Exercise
Can you express the entries from the start through the line containing "row-value: 1.5 [629, 338, 661, 360]" as a Markdown table with the columns Row and Line, numbering each row and omitting blank lines?

Extracted entries
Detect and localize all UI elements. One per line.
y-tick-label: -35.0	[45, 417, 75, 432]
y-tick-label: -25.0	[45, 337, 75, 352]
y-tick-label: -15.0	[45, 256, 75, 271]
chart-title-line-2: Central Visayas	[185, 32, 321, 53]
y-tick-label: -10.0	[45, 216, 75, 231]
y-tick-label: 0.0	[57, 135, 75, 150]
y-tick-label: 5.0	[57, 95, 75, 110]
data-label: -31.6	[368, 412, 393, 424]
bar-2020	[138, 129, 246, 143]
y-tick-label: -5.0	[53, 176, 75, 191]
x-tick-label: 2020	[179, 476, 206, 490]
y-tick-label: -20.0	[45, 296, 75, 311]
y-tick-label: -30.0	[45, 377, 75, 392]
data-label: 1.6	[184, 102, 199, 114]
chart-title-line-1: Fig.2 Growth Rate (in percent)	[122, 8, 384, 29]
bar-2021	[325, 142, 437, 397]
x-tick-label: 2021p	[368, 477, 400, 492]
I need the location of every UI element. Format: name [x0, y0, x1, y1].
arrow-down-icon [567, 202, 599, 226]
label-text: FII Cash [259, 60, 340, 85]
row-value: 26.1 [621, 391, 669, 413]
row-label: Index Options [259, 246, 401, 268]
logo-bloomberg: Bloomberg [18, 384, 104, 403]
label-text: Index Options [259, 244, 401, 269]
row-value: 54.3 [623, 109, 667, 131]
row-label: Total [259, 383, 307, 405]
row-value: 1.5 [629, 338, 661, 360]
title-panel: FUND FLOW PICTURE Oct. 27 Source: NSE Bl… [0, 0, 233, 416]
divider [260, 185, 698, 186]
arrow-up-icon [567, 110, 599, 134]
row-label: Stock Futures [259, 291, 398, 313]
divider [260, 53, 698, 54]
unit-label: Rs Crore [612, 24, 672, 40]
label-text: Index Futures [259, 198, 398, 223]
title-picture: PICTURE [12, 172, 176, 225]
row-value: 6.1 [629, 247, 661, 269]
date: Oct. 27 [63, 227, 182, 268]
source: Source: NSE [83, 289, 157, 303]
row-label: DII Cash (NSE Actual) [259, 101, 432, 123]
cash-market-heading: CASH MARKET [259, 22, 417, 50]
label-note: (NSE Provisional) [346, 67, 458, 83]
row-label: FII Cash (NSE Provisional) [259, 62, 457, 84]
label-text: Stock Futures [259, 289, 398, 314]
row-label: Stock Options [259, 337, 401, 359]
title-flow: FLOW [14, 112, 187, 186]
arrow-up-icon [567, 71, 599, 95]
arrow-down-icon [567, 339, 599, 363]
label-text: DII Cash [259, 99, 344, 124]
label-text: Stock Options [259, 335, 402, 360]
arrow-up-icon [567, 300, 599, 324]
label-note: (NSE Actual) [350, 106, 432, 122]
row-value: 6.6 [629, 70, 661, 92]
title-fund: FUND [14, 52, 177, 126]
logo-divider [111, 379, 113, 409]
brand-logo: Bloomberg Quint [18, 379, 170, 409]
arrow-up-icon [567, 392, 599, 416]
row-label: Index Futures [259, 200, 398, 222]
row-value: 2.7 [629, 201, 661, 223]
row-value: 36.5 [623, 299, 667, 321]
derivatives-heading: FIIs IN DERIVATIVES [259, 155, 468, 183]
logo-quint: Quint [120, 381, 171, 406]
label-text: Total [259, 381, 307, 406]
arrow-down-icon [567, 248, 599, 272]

Solved problem
| Row | Line |
|---|---|
| 1 | Detect and localize all UI elements. One per line. |
| 2 | y-tick-label: -35.0	[45, 417, 75, 432] |
| 3 | y-tick-label: -25.0	[45, 337, 75, 352] |
| 4 | y-tick-label: -15.0	[45, 256, 75, 271] |
| 5 | chart-title-line-2: Central Visayas	[185, 32, 321, 53] |
| 6 | y-tick-label: -10.0	[45, 216, 75, 231] |
| 7 | y-tick-label: 0.0	[57, 135, 75, 150] |
| 8 | y-tick-label: 5.0	[57, 95, 75, 110] |
| 9 | data-label: -31.6	[368, 412, 393, 424] |
| 10 | bar-2020	[138, 129, 246, 143] |
| 11 | y-tick-label: -5.0	[53, 176, 75, 191] |
| 12 | x-tick-label: 2020	[179, 476, 206, 490] |
| 13 | y-tick-label: -20.0	[45, 296, 75, 311] |
| 14 | y-tick-label: -30.0	[45, 377, 75, 392] |
| 15 | data-label: 1.6	[184, 102, 199, 114] |
| 16 | chart-title-line-1: Fig.2 Growth Rate (in percent)	[122, 8, 384, 29] |
| 17 | bar-2021	[325, 142, 437, 397] |
| 18 | x-tick-label: 2021p	[368, 477, 400, 492] |
| 19 | I need the location of every UI element. Format: name [x0, y0, x1, y1]. |
| 20 | arrow-down-icon [567, 202, 599, 226] |
| 21 | label-text: FII Cash [259, 60, 340, 85] |
| 22 | row-value: 26.1 [621, 391, 669, 413] |
| 23 | row-label: Index Options [259, 246, 401, 268] |
| 24 | logo-bloomberg: Bloomberg [18, 384, 104, 403] |
| 25 | label-text: Index Options [259, 244, 401, 269] |
| 26 | row-value: 54.3 [623, 109, 667, 131] |
| 27 | row-label: Total [259, 383, 307, 405] |
| 28 | row-value: 1.5 [629, 338, 661, 360] |